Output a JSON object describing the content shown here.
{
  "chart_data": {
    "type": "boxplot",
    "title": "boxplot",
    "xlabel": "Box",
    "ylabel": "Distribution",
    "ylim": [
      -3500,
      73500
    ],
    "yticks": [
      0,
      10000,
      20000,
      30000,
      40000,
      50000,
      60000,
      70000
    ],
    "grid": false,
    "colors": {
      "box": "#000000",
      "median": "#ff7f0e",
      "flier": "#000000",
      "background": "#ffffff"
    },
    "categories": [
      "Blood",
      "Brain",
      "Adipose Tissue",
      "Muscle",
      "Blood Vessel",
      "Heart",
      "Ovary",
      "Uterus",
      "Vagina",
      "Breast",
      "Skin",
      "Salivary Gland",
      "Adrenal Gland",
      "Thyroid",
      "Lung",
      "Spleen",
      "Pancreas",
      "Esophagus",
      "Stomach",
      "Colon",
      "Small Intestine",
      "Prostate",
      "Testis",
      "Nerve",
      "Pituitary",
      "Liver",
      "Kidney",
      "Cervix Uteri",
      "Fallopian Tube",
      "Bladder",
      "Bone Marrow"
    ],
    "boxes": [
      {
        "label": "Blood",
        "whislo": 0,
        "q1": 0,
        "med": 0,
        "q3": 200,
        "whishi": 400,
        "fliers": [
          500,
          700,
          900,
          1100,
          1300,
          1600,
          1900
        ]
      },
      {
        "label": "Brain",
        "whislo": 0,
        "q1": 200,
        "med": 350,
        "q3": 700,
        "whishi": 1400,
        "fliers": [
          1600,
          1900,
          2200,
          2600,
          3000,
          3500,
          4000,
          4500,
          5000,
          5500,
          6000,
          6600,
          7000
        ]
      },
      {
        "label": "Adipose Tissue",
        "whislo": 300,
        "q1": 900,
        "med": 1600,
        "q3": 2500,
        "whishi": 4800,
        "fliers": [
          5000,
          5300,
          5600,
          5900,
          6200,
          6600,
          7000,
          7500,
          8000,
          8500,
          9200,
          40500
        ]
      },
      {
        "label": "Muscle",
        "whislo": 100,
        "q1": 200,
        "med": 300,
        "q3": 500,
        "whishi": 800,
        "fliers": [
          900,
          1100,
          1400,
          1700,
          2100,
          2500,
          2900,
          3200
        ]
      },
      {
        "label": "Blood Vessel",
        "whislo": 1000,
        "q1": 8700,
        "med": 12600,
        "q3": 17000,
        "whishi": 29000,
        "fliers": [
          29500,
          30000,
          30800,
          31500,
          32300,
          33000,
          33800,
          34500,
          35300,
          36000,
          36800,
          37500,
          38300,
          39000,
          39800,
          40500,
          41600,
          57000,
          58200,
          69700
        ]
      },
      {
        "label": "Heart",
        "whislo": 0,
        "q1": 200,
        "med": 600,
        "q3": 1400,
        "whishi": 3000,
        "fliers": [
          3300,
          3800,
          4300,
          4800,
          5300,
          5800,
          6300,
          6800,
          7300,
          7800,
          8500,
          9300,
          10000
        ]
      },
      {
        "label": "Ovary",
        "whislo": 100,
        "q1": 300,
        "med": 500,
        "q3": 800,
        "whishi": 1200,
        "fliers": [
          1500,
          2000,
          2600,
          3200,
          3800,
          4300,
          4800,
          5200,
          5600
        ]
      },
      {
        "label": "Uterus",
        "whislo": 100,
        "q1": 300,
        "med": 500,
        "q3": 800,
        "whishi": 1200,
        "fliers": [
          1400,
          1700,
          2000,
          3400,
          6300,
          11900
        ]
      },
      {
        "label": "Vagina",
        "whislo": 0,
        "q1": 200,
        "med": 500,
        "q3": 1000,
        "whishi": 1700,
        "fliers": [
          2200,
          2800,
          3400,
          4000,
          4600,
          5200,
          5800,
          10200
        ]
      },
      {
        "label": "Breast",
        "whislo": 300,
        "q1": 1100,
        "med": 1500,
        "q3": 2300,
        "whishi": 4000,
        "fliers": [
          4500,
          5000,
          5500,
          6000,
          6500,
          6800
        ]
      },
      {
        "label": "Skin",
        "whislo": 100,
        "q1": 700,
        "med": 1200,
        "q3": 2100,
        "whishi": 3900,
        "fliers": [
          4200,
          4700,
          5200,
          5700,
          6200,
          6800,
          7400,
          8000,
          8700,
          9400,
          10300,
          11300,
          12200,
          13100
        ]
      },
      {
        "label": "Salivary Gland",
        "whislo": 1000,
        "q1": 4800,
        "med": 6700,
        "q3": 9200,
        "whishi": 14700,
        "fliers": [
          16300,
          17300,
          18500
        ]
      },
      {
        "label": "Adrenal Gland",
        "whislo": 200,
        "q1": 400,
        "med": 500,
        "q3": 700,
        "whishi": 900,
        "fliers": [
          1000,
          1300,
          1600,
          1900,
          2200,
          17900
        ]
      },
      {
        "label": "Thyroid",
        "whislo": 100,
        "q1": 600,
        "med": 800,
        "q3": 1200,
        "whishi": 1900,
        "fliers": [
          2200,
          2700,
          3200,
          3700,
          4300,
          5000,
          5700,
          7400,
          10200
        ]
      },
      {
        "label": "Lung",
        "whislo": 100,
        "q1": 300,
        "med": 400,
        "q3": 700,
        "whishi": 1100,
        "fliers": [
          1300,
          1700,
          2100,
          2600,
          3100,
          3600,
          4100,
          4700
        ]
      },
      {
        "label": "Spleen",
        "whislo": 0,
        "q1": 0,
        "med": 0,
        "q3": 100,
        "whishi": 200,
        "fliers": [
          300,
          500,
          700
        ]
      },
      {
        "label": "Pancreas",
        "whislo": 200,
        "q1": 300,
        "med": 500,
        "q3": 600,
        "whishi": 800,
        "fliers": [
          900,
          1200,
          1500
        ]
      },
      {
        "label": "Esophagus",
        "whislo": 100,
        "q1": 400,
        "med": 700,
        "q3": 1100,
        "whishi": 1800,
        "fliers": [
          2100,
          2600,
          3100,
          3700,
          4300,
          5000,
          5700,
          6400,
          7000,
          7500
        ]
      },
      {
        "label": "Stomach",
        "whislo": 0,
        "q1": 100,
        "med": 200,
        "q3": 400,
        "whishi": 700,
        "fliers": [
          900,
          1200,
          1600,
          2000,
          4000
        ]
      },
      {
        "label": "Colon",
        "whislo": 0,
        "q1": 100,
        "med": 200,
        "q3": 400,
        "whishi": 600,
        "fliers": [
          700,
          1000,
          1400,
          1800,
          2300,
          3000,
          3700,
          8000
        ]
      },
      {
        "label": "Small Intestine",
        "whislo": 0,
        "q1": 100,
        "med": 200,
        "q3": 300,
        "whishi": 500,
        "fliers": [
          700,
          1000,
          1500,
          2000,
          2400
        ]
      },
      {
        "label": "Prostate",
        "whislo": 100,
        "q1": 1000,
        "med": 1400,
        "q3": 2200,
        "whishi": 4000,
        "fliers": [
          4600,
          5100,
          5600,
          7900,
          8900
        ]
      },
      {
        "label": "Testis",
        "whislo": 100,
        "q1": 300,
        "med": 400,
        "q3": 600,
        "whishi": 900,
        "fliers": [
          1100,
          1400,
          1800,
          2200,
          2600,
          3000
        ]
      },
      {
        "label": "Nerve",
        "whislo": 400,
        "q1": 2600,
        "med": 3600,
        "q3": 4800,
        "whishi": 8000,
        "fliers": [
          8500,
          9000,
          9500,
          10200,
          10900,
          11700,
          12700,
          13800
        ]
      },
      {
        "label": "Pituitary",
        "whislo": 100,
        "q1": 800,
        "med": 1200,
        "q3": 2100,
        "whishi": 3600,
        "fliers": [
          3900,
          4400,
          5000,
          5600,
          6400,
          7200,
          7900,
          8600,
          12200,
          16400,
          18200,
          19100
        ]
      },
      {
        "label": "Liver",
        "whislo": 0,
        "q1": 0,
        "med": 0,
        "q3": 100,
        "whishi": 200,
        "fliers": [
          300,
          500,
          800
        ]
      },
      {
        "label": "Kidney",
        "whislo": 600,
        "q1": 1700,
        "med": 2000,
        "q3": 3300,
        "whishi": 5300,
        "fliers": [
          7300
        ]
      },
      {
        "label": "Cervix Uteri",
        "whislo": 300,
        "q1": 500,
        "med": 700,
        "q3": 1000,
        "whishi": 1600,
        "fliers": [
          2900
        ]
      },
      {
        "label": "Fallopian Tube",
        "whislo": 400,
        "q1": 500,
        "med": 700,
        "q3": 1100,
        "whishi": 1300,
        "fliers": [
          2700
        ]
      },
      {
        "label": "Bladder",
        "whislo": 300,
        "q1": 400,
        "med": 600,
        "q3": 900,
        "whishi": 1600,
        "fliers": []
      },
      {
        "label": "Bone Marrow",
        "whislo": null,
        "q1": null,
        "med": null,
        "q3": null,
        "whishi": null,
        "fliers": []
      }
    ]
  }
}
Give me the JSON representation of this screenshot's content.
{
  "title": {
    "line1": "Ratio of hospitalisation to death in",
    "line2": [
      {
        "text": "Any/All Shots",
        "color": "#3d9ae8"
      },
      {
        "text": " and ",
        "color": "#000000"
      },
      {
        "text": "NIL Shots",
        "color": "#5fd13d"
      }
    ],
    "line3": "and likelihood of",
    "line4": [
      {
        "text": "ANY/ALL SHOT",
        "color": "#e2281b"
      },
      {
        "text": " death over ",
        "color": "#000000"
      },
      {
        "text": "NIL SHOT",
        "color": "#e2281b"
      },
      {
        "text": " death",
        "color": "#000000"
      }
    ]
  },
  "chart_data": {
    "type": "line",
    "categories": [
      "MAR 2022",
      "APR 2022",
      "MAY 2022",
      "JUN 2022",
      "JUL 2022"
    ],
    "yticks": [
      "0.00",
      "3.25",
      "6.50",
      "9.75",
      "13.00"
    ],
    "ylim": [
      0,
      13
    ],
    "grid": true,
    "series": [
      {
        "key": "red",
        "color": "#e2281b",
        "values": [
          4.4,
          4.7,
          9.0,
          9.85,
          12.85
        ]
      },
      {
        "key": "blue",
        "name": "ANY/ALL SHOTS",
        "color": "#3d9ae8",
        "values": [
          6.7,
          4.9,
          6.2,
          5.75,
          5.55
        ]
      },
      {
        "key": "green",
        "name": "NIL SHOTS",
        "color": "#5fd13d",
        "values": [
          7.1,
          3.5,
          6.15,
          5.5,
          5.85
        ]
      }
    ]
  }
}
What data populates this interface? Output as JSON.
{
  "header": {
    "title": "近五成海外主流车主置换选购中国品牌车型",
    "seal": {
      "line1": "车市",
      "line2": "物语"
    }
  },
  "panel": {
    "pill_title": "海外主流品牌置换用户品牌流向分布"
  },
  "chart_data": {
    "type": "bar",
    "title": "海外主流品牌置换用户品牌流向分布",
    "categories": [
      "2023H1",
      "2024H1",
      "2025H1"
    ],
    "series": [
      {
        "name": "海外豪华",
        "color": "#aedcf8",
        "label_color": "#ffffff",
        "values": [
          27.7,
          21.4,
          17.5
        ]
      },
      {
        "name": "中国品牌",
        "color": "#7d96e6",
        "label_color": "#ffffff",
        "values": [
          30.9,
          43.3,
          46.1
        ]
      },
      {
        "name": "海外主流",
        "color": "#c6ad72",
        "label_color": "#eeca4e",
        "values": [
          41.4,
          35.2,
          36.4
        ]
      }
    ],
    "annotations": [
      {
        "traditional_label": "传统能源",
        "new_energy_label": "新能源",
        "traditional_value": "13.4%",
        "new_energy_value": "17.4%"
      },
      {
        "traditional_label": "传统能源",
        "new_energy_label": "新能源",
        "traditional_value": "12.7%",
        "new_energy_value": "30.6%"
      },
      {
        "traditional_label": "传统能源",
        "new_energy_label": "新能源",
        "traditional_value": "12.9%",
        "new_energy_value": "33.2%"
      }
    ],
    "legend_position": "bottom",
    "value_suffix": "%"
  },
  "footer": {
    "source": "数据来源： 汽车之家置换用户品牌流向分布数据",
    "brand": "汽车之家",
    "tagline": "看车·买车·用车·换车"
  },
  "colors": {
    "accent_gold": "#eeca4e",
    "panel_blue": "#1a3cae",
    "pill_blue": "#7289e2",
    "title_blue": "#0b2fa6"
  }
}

:: To do ::
Pick out every line above that holds the word "death" and copy it.

:: Solution for this task ::
    "line1": "Ratio of hospitalisation to death in",
        "text": " death over ",
        "text": " death",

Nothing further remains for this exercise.